Print out each entry below exactly, please.

-- START OF EXERCISE INPUT --

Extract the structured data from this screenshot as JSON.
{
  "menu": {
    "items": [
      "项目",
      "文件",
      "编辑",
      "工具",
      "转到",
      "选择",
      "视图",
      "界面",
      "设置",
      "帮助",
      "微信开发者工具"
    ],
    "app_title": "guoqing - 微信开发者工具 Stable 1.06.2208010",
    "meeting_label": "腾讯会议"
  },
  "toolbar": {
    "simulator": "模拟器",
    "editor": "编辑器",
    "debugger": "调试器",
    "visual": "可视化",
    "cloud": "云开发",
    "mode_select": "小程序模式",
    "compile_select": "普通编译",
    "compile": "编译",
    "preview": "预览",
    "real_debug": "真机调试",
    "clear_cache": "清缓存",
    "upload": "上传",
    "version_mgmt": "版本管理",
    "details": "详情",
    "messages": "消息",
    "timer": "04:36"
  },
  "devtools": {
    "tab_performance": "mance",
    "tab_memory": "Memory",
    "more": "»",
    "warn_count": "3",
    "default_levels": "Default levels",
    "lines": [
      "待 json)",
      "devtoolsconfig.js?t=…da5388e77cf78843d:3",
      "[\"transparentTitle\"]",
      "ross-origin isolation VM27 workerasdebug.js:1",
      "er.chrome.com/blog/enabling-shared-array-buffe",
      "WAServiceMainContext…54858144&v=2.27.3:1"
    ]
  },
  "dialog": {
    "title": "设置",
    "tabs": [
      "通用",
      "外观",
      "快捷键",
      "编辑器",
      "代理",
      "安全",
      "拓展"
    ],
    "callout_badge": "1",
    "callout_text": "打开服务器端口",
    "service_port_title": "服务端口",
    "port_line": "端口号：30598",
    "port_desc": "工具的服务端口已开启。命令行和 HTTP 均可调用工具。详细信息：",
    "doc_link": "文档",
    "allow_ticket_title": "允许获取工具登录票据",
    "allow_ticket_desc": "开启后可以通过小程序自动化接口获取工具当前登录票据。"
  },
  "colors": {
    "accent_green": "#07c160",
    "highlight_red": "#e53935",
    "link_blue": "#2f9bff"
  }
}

-- END OF EXERCISE INPUT --

FULL ANSWER:
Extract the structured data from this screenshot as JSON.
{
  "menu": {
    "items": [
      "项目",
      "文件",
      "编辑",
      "工具",
      "转到",
      "选择",
      "视图",
      "界面",
      "设置",
      "帮助",
      "微信开发者工具"
    ],
    "app_title": "guoqing - 微信开发者工具 Stable 1.06.2208010",
    "meeting_label": "腾讯会议"
  },
  "toolbar": {
    "simulator": "模拟器",
    "editor": "编辑器",
    "debugger": "调试器",
    "visual": "可视化",
    "cloud": "云开发",
    "mode_select": "小程序模式",
    "compile_select": "普通编译",
    "compile": "编译",
    "preview": "预览",
    "real_debug": "真机调试",
    "clear_cache": "清缓存",
    "upload": "上传",
    "version_mgmt": "版本管理",
    "details": "详情",
    "messages": "消息",
    "timer": "04:36"
  },
  "devtools": {
    "tab_performance": "mance",
    "tab_memory": "Memory",
    "more": "»",
    "warn_count": "3",
    "default_levels": "Default levels",
    "lines": [
      "待 json)",
      "devtoolsconfig.js?t=…da5388e77cf78843d:3",
      "[\"transparentTitle\"]",
      "ross-origin isolation VM27 workerasdebug.js:1",
      "er.chrome.com/blog/enabling-shared-array-buffe",
      "WAServiceMainContext…54858144&v=2.27.3:1"
    ]
  },
  "dialog": {
    "title": "设置",
    "tabs": [
      "通用",
      "外观",
      "快捷键",
      "编辑器",
      "代理",
      "安全",
      "拓展"
    ],
    "callout_badge": "1",
    "callout_text": "打开服务器端口",
    "service_port_title": "服务端口",
    "port_line": "端口号：30598",
    "port_desc": "工具的服务端口已开启。命令行和 HTTP 均可调用工具。详细信息：",
    "doc_link": "文档",
    "allow_ticket_title": "允许获取工具登录票据",
    "allow_ticket_desc": "开启后可以通过小程序自动化接口获取工具当前登录票据。"
  },
  "colors": {
    "accent_green": "#07c160",
    "highlight_red": "#e53935",
    "link_blue": "#2f9bff"
  }
}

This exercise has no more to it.